◆ **Saved data entries**
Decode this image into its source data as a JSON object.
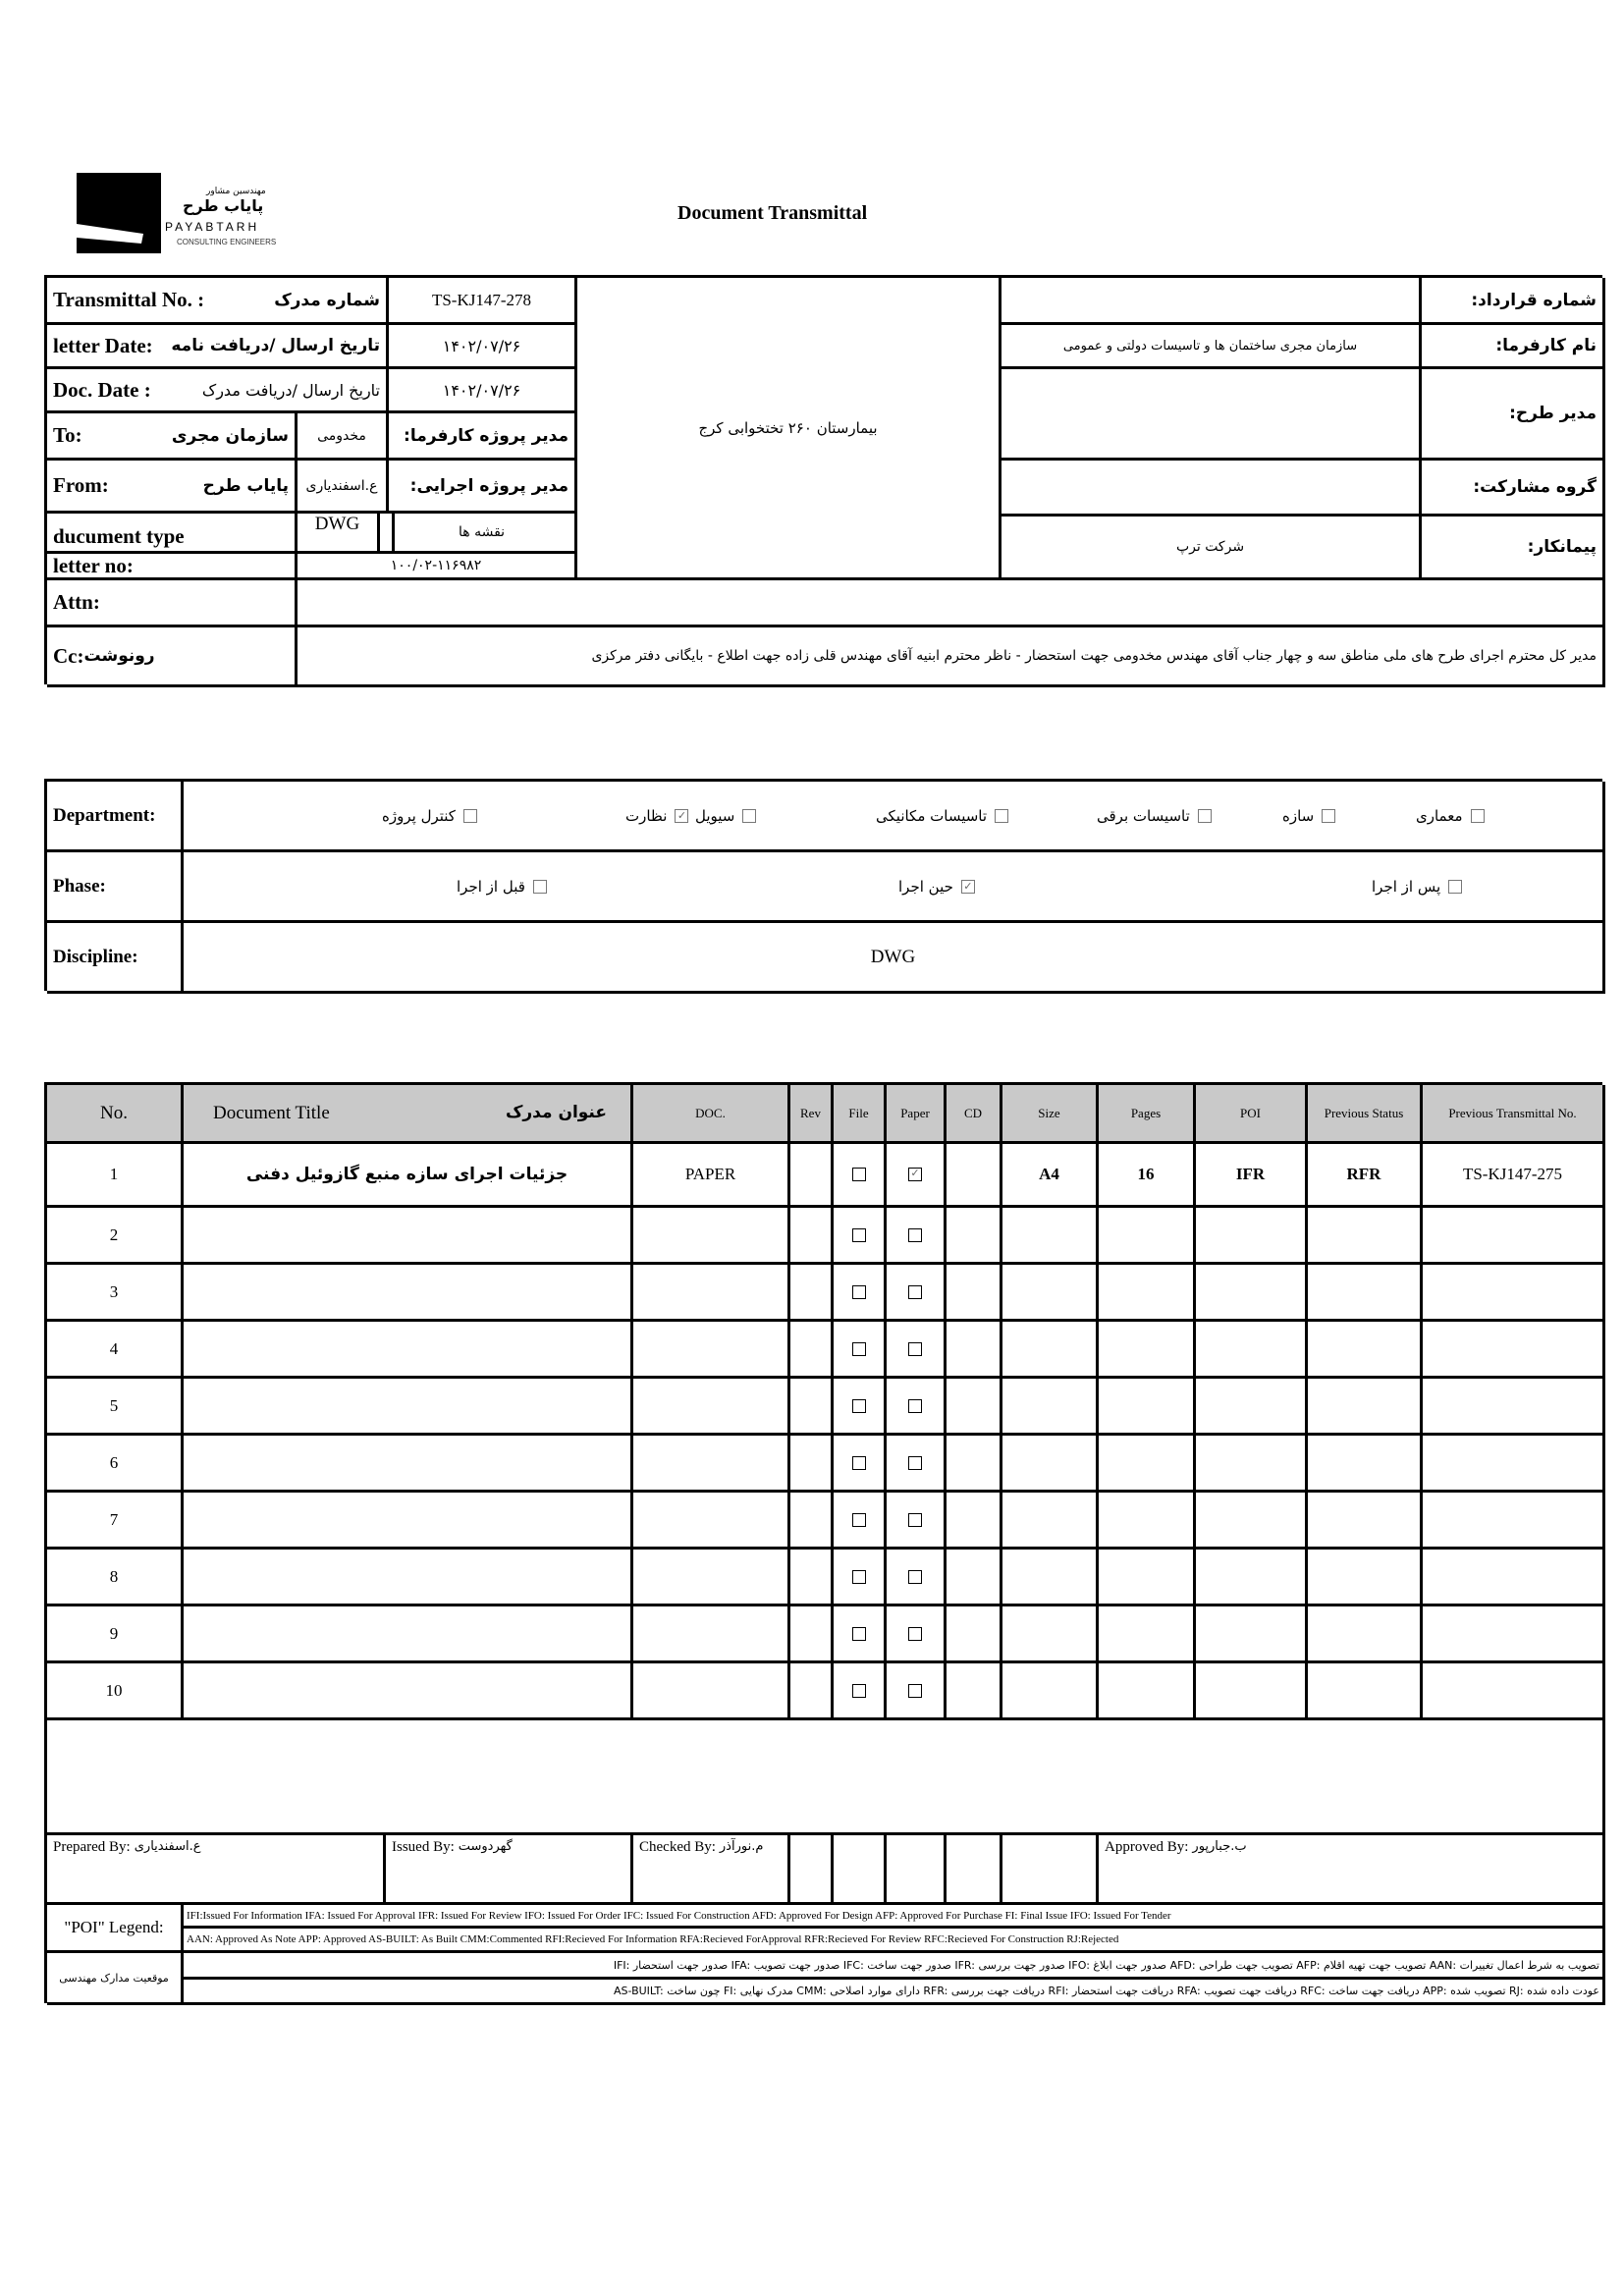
{
  "logo": {
    "fa_small": "مهندسین مشاور",
    "fa_name": "پایاب طرح",
    "en_name": "PAYABTARH",
    "en_sub": "CONSULTING ENGINEERS"
  },
  "title": "Document Transmittal",
  "header": {
    "transmittal_no_label": "Transmittal No. :",
    "transmittal_no_fa": "شماره مدرک",
    "transmittal_no": "TS-KJ147-278",
    "letter_date_label": "letter Date:",
    "letter_date_fa": "تاریخ ارسال /دریافت نامه",
    "letter_date": "۱۴۰۲/۰۷/۲۶",
    "doc_date_label": "Doc. Date :",
    "doc_date_fa": "تاریخ ارسال /دریافت مدرک",
    "doc_date": "۱۴۰۲/۰۷/۲۶",
    "to_label": "To:",
    "to_value": "سازمان مجری",
    "to_person": "مخدومی",
    "client_pm_label": "مدیر پروژه کارفرما:",
    "from_label": "From:",
    "from_value": "پایاب طرح",
    "from_person": "ع.اسفندیاری",
    "exec_pm_label": "مدیر پروژه اجرایی:",
    "doc_type_label": "ducument type",
    "doc_type": "DWG",
    "doc_type_fa": "نقشه ها",
    "letter_no_label": "letter no:",
    "letter_no": "۱۰۰/۰۲-۱۱۶۹۸۲",
    "project": "بیمارستان ۲۶۰ تختخوابی کرج",
    "contract_no_label": "شماره قرارداد:",
    "contract_no": "",
    "client_label": "نام کارفرما:",
    "client": "سازمان مجری ساختمان ها و تاسیسات دولتی و عمومی",
    "project_manager_label": "مدیر طرح:",
    "project_manager": "",
    "partnership_label": "گروه مشارکت:",
    "partnership": "",
    "contractor_label": "پیمانکار:",
    "contractor": "شرکت ترپ",
    "attn_label": "Attn:",
    "attn": "",
    "cc_label": "Cc:",
    "cc_fa": "رونوشت",
    "cc": "مدیر کل محترم اجرای طرح های ملی مناطق سه و چهار جناب آقای مهندس مخدومی جهت استحضار - ناظر محترم ابنیه آقای مهندس قلی زاده جهت اطلاع - بایگانی دفتر مرکزی"
  },
  "department": {
    "label": "Department:",
    "options": [
      {
        "label": "معماری",
        "checked": false
      },
      {
        "label": "سازه",
        "checked": false
      },
      {
        "label": "تاسیسات برقی",
        "checked": false
      },
      {
        "label": "تاسیسات مکانیکی",
        "checked": false
      },
      {
        "label": "سیویل",
        "checked": false
      },
      {
        "label": "نظارت",
        "checked": true
      },
      {
        "label": "کنترل پروژه",
        "checked": false
      }
    ]
  },
  "phase": {
    "label": "Phase:",
    "options": [
      {
        "label": "پس از اجرا",
        "checked": false
      },
      {
        "label": "حین اجرا",
        "checked": true
      },
      {
        "label": "قبل از اجرا",
        "checked": false
      }
    ]
  },
  "discipline": {
    "label": "Discipline:",
    "value": "DWG"
  },
  "table": {
    "headers": {
      "no": "No.",
      "title_en": "Document Title",
      "title_fa": "عنوان مدرک",
      "doc": "DOC.",
      "rev": "Rev",
      "file": "File",
      "paper": "Paper",
      "cd": "CD",
      "size": "Size",
      "pages": "Pages",
      "poi": "POI",
      "prev_status": "Previous Status",
      "prev_no": "Previous Transmittal No."
    },
    "rows": [
      {
        "no": "1",
        "title": "جزئیات اجرای سازه منبع گازوئیل دفنی",
        "doc": "PAPER",
        "rev": "",
        "file": false,
        "paper": true,
        "cd": "",
        "size": "A4",
        "pages": "16",
        "poi": "IFR",
        "prev_status": "RFR",
        "prev_no": "TS-KJ147-275"
      },
      {
        "no": "2",
        "file": false,
        "paper": false
      },
      {
        "no": "3",
        "file": false,
        "paper": false
      },
      {
        "no": "4",
        "file": false,
        "paper": false
      },
      {
        "no": "5",
        "file": false,
        "paper": false
      },
      {
        "no": "6",
        "file": false,
        "paper": false
      },
      {
        "no": "7",
        "file": false,
        "paper": false
      },
      {
        "no": "8",
        "file": false,
        "paper": false
      },
      {
        "no": "9",
        "file": false,
        "paper": false
      },
      {
        "no": "10",
        "file": false,
        "paper": false
      }
    ]
  },
  "signatures": {
    "prepared_label": "Prepared By:",
    "prepared": "ع.اسفندیاری",
    "issued_label": "Issued By:",
    "issued": "گهردوست",
    "checked_label": "Checked By:",
    "checked": "م.نورآذر",
    "approved_label": "Approved By:",
    "approved": "ب.جبارپور"
  },
  "legend": {
    "label": "\"POI\" Legend:",
    "line1": "IFI:Issued For Information  IFA: Issued For Approval  IFR: Issued For Review   IFO: Issued For Order  IFC: Issued For Construction AFD: Approved For Design AFP: Approved For Purchase  FI: Final Issue  IFO: Issued For Tender",
    "line2": "AAN: Approved As Note  APP: Approved  AS-BUILT: As Built CMM:Commented  RFI:Recieved For Information   RFA:Recieved ForApproval   RFR:Recieved For Review  RFC:Recieved For Construction  RJ:Rejected",
    "fa_label": "موقعیت مدارک مهندسی",
    "fa_line1": "IFI: صدور جهت استحضار   IFA: صدور جهت تصویب   IFC: صدور جهت ساخت   IFR: صدور جهت بررسی   IFO: صدور جهت ابلاغ   AFD: تصویب جهت طراحی   AFP: تصویب جهت تهیه اقلام   AAN: تصویب به شرط اعمال تغییرات",
    "fa_line2": "AS-BUILT: چون ساخت   FI: مدرک نهایی   CMM: دارای موارد اصلاحی   RFR: دریافت جهت بررسی   RFI: دریافت جهت استحضار   RFA: دریافت جهت تصویب   RFC: دریافت جهت ساخت   APP: تصویب شده   RJ: عودت داده شده"
  }
}
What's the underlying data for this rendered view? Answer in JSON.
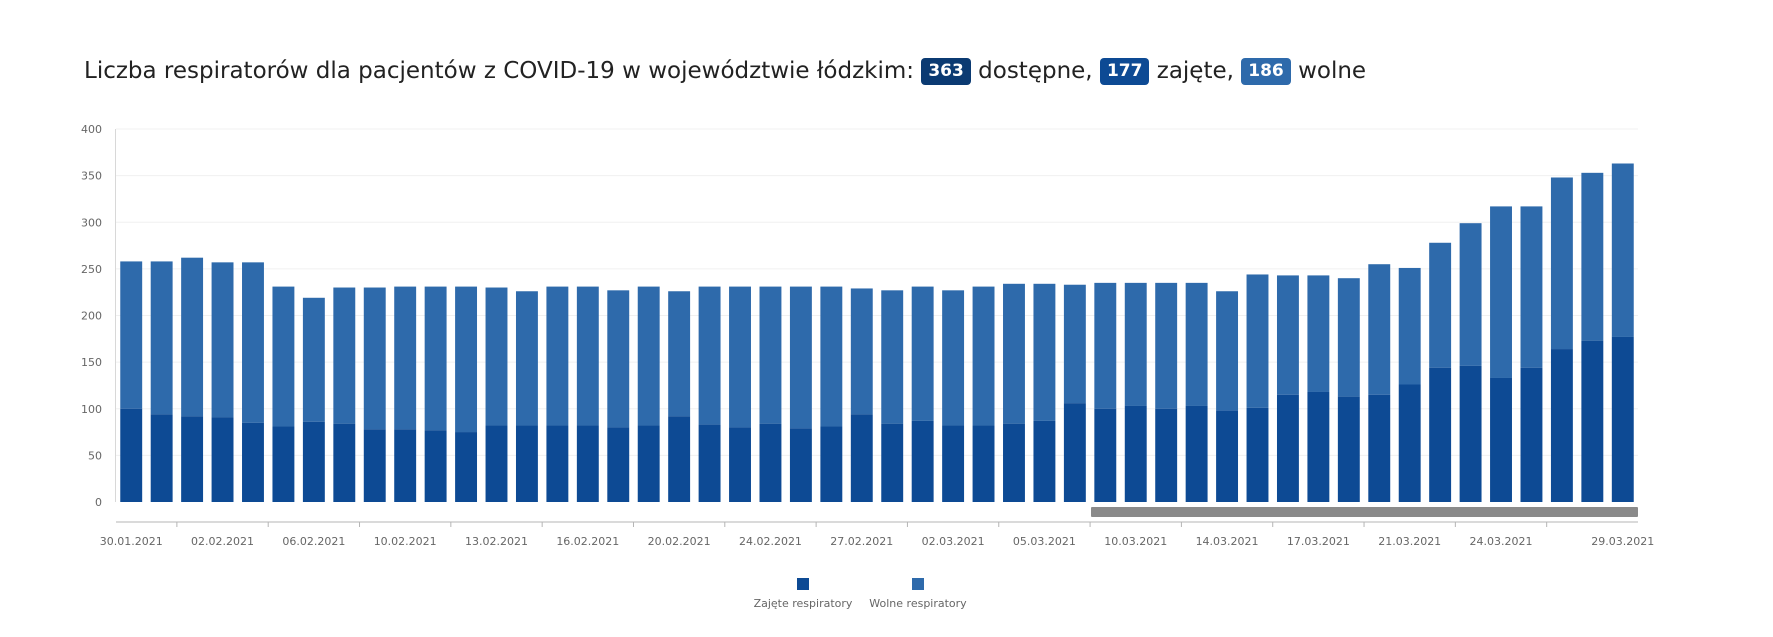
{
  "title": {
    "prefix": "Liczba respiratorów dla pacjentów z COVID-19 w województwie łódzkim:",
    "available_value": "363",
    "available_label": "dostępne,",
    "occupied_value": "177",
    "occupied_label": "zajęte,",
    "free_value": "186",
    "free_label": "wolne"
  },
  "colors": {
    "occupied": "#0d4a94",
    "free": "#2e6aab",
    "badge_available": "#0b3a72",
    "badge_occupied": "#0d4a94",
    "badge_free": "#2e6aab",
    "scrollbar": "#8a8a8a"
  },
  "chart_data": {
    "type": "bar",
    "stacked": true,
    "ylim": [
      0,
      400
    ],
    "yticks": [
      0,
      50,
      100,
      150,
      200,
      250,
      300,
      350,
      400
    ],
    "x_tick_labels": [
      "30.01.2021",
      "02.02.2021",
      "06.02.2021",
      "10.02.2021",
      "13.02.2021",
      "16.02.2021",
      "20.02.2021",
      "24.02.2021",
      "27.02.2021",
      "02.03.2021",
      "05.03.2021",
      "10.03.2021",
      "14.03.2021",
      "17.03.2021",
      "21.03.2021",
      "24.03.2021",
      "29.03.2021"
    ],
    "x_tick_label_indices": [
      0,
      3,
      6,
      9,
      12,
      15,
      18,
      21,
      24,
      27,
      30,
      33,
      36,
      39,
      42,
      45,
      49
    ],
    "series": [
      {
        "name": "Zajęte respiratory",
        "values": [
          100,
          94,
          92,
          91,
          85,
          81,
          86,
          84,
          78,
          78,
          77,
          75,
          82,
          82,
          82,
          82,
          80,
          82,
          92,
          83,
          80,
          84,
          79,
          81,
          94,
          84,
          87,
          82,
          82,
          84,
          87,
          106,
          100,
          103,
          100,
          103,
          98,
          101,
          115,
          118,
          113,
          115,
          126,
          144,
          146,
          133,
          144,
          164,
          173,
          177
        ]
      },
      {
        "name": "Wolne respiratory",
        "values": [
          158,
          164,
          170,
          166,
          172,
          150,
          133,
          146,
          152,
          153,
          154,
          156,
          148,
          144,
          149,
          149,
          147,
          149,
          134,
          148,
          151,
          147,
          152,
          150,
          135,
          143,
          144,
          145,
          149,
          150,
          147,
          127,
          135,
          132,
          135,
          132,
          128,
          143,
          128,
          125,
          127,
          140,
          125,
          134,
          153,
          184,
          173,
          184,
          180,
          186
        ]
      }
    ],
    "legend_position": "bottom-center",
    "grid": true
  }
}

◆ **WHAT IS EXPECTED**
Only lines that contain the word "Construction" are wanted; copy each of them.

◆ **IN RESPONSE**
    "line1": "IFI:Issued For Information  IFA: Issued For Approval  IFR: Issued For Review   IFO: Issued For Order  IFC: Issued For Construction AFD: Approved For Design AFP: Approved For Purchase  FI: Final Issue  IFO: Issued For Tender",
    "line2": "AAN: Approved As Note  APP: Approved  AS-BUILT: As Built CMM:Commented  RFI:Recieved For Information   RFA:Recieved ForApproval   RFR:Recieved For Review  RFC:Recieved For Construction  RJ:Rejected",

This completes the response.